TEXTO ANALIZADO =
★ ★ ★
El punto G se ha convertido de alguna manera en un tema confuso, sobrevalorado y del tipo "¿lo estoy haciendo bien?", y sinceramente, no tiene por qué ser así.
Tu cuerpo no es un rompecabezas que tengas que resolver a la perfección. Es algo que puedes aprender, explorar y disfrutar.
Así que hagámoslo simple, sin presiones y realmente útil.
Entonces... ¿qué es el punto G?
El punto G es una zona sensible situada a 2,5-5 cm dentro de la vagina, a lo largo de la pared frontal (hacia el ombligo).
Pero aquí es donde la gente se confunde: no es un pequeño botón mágico.
Es más bien una zona esponjosa y texturizada que se vuelve más notoria cuando estás excitada. Eso significa que si alguna vez has dicho "creo que no tengo uno"... lo más probable es que aún no fuera el momento adecuado.
Porque esta zona responde a la excitación, el flujo sanguíneo y la relajación, no a la presión o al rendimiento.
★ ★ ★
[Datos de detección de la disposición de documentos]
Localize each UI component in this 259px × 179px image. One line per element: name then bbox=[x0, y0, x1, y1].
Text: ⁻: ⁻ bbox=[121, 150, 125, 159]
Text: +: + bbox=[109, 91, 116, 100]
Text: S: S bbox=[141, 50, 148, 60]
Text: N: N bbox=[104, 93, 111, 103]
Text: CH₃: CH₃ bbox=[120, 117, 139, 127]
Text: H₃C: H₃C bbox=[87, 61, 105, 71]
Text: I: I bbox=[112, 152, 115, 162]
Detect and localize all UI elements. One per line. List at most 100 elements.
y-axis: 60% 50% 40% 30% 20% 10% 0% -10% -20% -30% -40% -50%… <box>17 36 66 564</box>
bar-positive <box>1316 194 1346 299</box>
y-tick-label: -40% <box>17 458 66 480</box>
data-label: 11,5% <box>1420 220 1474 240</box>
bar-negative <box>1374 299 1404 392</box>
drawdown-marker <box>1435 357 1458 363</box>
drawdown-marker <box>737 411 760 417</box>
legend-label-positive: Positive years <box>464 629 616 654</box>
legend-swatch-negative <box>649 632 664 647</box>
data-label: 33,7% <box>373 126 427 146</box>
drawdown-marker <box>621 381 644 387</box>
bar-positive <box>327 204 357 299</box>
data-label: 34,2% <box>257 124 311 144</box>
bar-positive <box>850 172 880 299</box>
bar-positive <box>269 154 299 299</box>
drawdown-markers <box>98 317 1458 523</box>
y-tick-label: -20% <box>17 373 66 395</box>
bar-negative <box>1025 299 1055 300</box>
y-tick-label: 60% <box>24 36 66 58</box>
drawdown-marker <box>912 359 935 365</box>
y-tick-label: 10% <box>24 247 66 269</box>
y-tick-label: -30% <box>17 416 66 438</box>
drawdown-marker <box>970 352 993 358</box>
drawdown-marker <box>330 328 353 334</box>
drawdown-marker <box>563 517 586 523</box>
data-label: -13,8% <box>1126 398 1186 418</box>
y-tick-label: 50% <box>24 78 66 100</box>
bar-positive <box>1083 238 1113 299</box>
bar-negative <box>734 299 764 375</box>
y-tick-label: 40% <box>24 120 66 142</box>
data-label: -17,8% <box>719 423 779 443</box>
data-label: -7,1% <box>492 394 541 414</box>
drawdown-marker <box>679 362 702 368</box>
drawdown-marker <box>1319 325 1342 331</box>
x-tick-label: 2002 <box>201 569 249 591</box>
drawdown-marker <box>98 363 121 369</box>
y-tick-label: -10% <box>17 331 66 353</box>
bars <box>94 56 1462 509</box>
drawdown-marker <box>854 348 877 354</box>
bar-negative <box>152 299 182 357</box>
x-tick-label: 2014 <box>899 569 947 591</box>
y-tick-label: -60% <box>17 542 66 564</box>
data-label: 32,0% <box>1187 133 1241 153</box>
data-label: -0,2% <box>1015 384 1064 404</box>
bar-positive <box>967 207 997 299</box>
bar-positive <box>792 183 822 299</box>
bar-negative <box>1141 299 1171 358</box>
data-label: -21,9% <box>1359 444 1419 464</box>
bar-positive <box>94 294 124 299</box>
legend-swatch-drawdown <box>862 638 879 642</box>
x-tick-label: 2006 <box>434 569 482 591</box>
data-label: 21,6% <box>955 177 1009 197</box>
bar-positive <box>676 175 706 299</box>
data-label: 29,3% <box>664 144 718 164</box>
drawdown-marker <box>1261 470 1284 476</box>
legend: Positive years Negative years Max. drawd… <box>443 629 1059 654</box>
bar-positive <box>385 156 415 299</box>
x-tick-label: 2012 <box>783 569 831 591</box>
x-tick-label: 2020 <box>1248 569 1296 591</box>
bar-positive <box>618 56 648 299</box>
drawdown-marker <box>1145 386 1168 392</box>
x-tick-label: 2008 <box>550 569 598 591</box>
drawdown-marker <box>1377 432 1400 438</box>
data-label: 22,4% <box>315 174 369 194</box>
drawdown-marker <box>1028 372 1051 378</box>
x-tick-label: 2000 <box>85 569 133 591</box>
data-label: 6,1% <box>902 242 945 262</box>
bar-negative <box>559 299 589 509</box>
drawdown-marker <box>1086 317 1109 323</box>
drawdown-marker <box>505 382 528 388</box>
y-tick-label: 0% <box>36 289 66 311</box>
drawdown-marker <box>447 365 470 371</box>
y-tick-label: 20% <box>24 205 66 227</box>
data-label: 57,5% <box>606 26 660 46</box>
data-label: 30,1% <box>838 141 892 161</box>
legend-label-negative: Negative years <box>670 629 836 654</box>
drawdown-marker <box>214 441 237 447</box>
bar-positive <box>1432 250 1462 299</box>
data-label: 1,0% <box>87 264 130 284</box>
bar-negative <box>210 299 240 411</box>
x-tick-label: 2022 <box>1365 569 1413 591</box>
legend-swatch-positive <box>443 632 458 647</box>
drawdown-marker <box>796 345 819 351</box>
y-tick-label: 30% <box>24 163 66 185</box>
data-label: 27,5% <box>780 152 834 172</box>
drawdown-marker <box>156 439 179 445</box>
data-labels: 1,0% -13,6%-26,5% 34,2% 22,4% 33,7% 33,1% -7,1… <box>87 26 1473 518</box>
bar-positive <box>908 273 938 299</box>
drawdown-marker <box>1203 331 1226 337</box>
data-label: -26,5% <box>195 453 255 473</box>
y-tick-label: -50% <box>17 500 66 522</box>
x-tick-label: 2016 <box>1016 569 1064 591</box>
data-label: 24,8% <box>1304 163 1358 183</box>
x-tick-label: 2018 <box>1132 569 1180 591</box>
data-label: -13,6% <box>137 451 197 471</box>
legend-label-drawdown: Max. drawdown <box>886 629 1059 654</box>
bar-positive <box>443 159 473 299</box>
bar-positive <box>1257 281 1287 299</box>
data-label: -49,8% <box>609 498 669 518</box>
★ ★ ★
TAREA ASIGNADA 1 = Según el texto sobre el punto G, ¿a qué profundidad dentro de la vagina se sitúa esa zona?
TAREA ASIGNADA 2 = ¿Puedes transcribir del texto sobre el punto G todo lo que va desde "Tu cuerpo no" hasta "o al rendimiento."?
TAREA ASIGNADA 3 = ¿Puedes seguir escribiendo el texto sobre el punto G a partir de su última oración?

RESPUESTA 1 = A unos 2,5-5 cm, a lo largo de la pared frontal (hacia el ombligo).

RESPUESTA 2 =
Tu cuerpo no es un rompecabezas que tengas que resolver a la perfección. Es algo que puedes aprender, explorar y disfrutar.
Así que hagámoslo simple, sin presiones y realmente útil.
Entonces... ¿qué es el punto G?
El punto G es una zona sensible situada a 2,5-5 cm dentro de la vagina, a lo largo de la pared frontal (hacia el ombligo).
Pero aquí es donde la gente se confunde: no es un pequeño botón mágico.
Es más bien una zona esponjosa y texturizada que se vuelve más notoria cuando estás excitada. Eso significa que si alguna vez has dicho "creo que no tengo uno"... lo más probable es que aún no fuera el momento adecuado.
Porque esta zona responde a la excitación, el flujo sanguíneo y la relajación, no a la presión o al rendimiento.

RESPUESTA 3 =
5 consejos sencillos para ayudarte a encontrarlo
1. Empieza con el deseo y luego con la excitación
Tu mente debe estar en el juego primero, así que tómate un tiempo para desarrollar tu respuesta de deseo, luego pasa a la fase de excitación. Este es el paso más importante. El punto G es mucho más fácil de localizar y más sensible cuando el cuerpo ya está "calentado". Tómate tu tiempo aquí. Esto puede incluir estimulación del clítoris, vibración o cualquier cosa que ayude a aumentar el flujo sanguíneo y la relajación. Algunas personas incluso lo encuentran más notorio después del orgasmo.
2. Usa un movimiento de "ven aquí"
En lugar de un movimiento directo de entrada y salida, intenta un suave movimiento hacia arriba, similar a la señal de "ven aquí". Esto ayuda a apuntar a la pared frontal donde se encuentra el punto G. Si esto se siente inconsistente o difícil de mantener, los juguetes curvos pueden ayudar a aplicar una presión constante y cómoda en esa zona.
3. Olvídate de "cómo se supone que debe sentirse"
Esto importa más de lo que la gente espera.
La estimulación del punto G no siempre se siente como fuegos artificiales instantáneos. A veces es más profunda. A veces se siente como presión. A veces es sutil al principio.
Eso no significa que lo estés haciendo mal.
En lugar de perseguir un resultado específico, mantén la curiosidad. Presta atención a lo que responde tu cuerpo, y deja que se desarrolle a partir de ahí.
4. Ajusta el ángulo y la presión
Pequeños ajustes = gran diferencia.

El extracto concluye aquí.